── PROVIDED RECORDS ──

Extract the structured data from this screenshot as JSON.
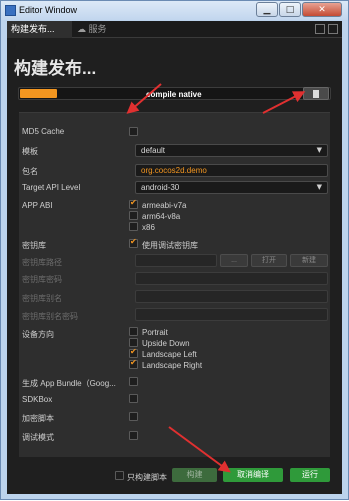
{
  "window": {
    "title": "Editor Window"
  },
  "titlebar_buttons": {
    "minimize": "▁",
    "maximize": "□",
    "close": "✕"
  },
  "tabs": [
    {
      "label": "构建发布...",
      "active": true
    },
    {
      "label": "服务",
      "active": false
    }
  ],
  "page": {
    "title": "构建发布..."
  },
  "progress": {
    "text": "compile native",
    "fraction": 0.12
  },
  "form": {
    "md5_cache": {
      "label": "MD5 Cache",
      "checked": false
    },
    "template": {
      "label": "模板",
      "value": "default"
    },
    "package_name": {
      "label": "包名",
      "value": "org.cocos2d.demo"
    },
    "target_api": {
      "label": "Target API Level",
      "value": "android-30"
    },
    "app_abi": {
      "label": "APP ABI",
      "options": [
        {
          "label": "armeabi-v7a",
          "checked": true
        },
        {
          "label": "arm64-v8a",
          "checked": false
        },
        {
          "label": "x86",
          "checked": false
        }
      ]
    },
    "keystore": {
      "label": "密钥库",
      "use_debug_label": "使用调试密钥库",
      "checked": true
    },
    "keystore_path": {
      "label": "密钥库路径",
      "btn_dots": "...",
      "btn_open": "打开",
      "btn_new": "新建"
    },
    "keystore_password": {
      "label": "密钥库密码"
    },
    "keystore_alias": {
      "label": "密钥库别名"
    },
    "keystore_alias_password": {
      "label": "密钥库别名密码"
    },
    "orientation": {
      "label": "设备方向",
      "options": [
        {
          "label": "Portrait",
          "checked": false
        },
        {
          "label": "Upside Down",
          "checked": false
        },
        {
          "label": "Landscape Left",
          "checked": true
        },
        {
          "label": "Landscape Right",
          "checked": true
        }
      ]
    },
    "app_bundle": {
      "label": "生成 App Bundle（Goog...",
      "checked": false
    },
    "sdkbox": {
      "label": "SDKBox",
      "checked": false
    },
    "encrypt_js": {
      "label": "加密脚本",
      "checked": false
    },
    "debug_mode": {
      "label": "调试模式",
      "checked": false
    }
  },
  "footer": {
    "build_script_only": {
      "label": "只构建脚本",
      "checked": false
    },
    "build_button": "构建",
    "cancel_compile_button": "取消编译",
    "run_button": "运行"
  },
  "colors": {
    "accent": "#f39620",
    "build_green": "#3a8a3a",
    "annotation_red": "#e03030"
  }
}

───

PROBLEM DESCRIPTION
Retype the whole listing, keeping every line identical and omitting all pictures.

TASK SOLUTION
Extract the structured data from this screenshot as JSON.
{
  "window": {
    "title": "Editor Window"
  },
  "titlebar_buttons": {
    "minimize": "▁",
    "maximize": "□",
    "close": "✕"
  },
  "tabs": [
    {
      "label": "构建发布...",
      "active": true
    },
    {
      "label": "服务",
      "active": false
    }
  ],
  "page": {
    "title": "构建发布..."
  },
  "progress": {
    "text": "compile native",
    "fraction": 0.12
  },
  "form": {
    "md5_cache": {
      "label": "MD5 Cache",
      "checked": false
    },
    "template": {
      "label": "模板",
      "value": "default"
    },
    "package_name": {
      "label": "包名",
      "value": "org.cocos2d.demo"
    },
    "target_api": {
      "label": "Target API Level",
      "value": "android-30"
    },
    "app_abi": {
      "label": "APP ABI",
      "options": [
        {
          "label": "armeabi-v7a",
          "checked": true
        },
        {
          "label": "arm64-v8a",
          "checked": false
        },
        {
          "label": "x86",
          "checked": false
        }
      ]
    },
    "keystore": {
      "label": "密钥库",
      "use_debug_label": "使用调试密钥库",
      "checked": true
    },
    "keystore_path": {
      "label": "密钥库路径",
      "btn_dots": "...",
      "btn_open": "打开",
      "btn_new": "新建"
    },
    "keystore_password": {
      "label": "密钥库密码"
    },
    "keystore_alias": {
      "label": "密钥库别名"
    },
    "keystore_alias_password": {
      "label": "密钥库别名密码"
    },
    "orientation": {
      "label": "设备方向",
      "options": [
        {
          "label": "Portrait",
          "checked": false
        },
        {
          "label": "Upside Down",
          "checked": false
        },
        {
          "label": "Landscape Left",
          "checked": true
        },
        {
          "label": "Landscape Right",
          "checked": true
        }
      ]
    },
    "app_bundle": {
      "label": "生成 App Bundle（Goog...",
      "checked": false
    },
    "sdkbox": {
      "label": "SDKBox",
      "checked": false
    },
    "encrypt_js": {
      "label": "加密脚本",
      "checked": false
    },
    "debug_mode": {
      "label": "调试模式",
      "checked": false
    }
  },
  "footer": {
    "build_script_only": {
      "label": "只构建脚本",
      "checked": false
    },
    "build_button": "构建",
    "cancel_compile_button": "取消编译",
    "run_button": "运行"
  },
  "colors": {
    "accent": "#f39620",
    "build_green": "#3a8a3a",
    "annotation_red": "#e03030"
  }
}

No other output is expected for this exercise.